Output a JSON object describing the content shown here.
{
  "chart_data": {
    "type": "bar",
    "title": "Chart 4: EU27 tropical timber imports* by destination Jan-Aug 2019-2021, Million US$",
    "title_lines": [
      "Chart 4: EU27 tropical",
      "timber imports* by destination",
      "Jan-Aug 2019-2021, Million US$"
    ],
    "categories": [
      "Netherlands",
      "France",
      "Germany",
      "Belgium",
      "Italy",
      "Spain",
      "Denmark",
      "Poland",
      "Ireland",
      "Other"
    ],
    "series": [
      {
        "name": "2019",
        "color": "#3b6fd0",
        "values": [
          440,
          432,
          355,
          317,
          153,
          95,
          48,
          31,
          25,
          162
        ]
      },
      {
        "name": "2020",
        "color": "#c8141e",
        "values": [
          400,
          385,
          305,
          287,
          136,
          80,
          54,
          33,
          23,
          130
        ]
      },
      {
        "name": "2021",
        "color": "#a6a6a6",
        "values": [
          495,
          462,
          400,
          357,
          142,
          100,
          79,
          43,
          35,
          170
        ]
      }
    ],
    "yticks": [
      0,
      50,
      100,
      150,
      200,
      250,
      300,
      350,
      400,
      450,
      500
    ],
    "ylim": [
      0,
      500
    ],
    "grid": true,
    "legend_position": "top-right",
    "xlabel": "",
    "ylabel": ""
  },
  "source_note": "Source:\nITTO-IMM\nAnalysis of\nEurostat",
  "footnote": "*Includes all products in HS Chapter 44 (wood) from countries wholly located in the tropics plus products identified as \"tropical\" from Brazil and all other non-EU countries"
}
* * *
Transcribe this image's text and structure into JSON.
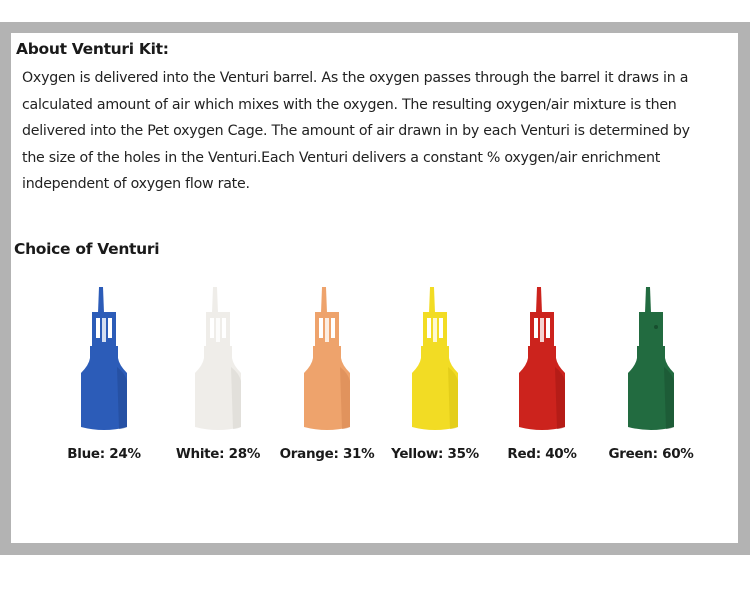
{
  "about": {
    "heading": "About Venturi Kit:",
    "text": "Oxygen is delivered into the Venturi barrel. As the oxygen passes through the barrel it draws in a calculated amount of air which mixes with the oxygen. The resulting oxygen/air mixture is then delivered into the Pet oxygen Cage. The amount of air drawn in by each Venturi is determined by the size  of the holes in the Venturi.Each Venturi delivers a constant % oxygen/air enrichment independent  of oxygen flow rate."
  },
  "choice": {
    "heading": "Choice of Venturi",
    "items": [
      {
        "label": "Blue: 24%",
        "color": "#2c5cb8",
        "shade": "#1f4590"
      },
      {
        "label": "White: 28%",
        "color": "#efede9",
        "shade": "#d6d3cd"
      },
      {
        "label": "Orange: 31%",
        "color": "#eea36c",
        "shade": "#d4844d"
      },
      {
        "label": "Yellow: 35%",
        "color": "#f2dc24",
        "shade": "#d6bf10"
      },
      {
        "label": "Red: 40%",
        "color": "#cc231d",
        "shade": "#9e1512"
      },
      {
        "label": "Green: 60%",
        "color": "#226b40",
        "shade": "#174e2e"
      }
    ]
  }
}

• What this task involves: Copy each line above that contains the string "JSON".

• Exercise solution:
Output a JSON object describing the content shown here.
Transcribe this image's text and structure into JSON.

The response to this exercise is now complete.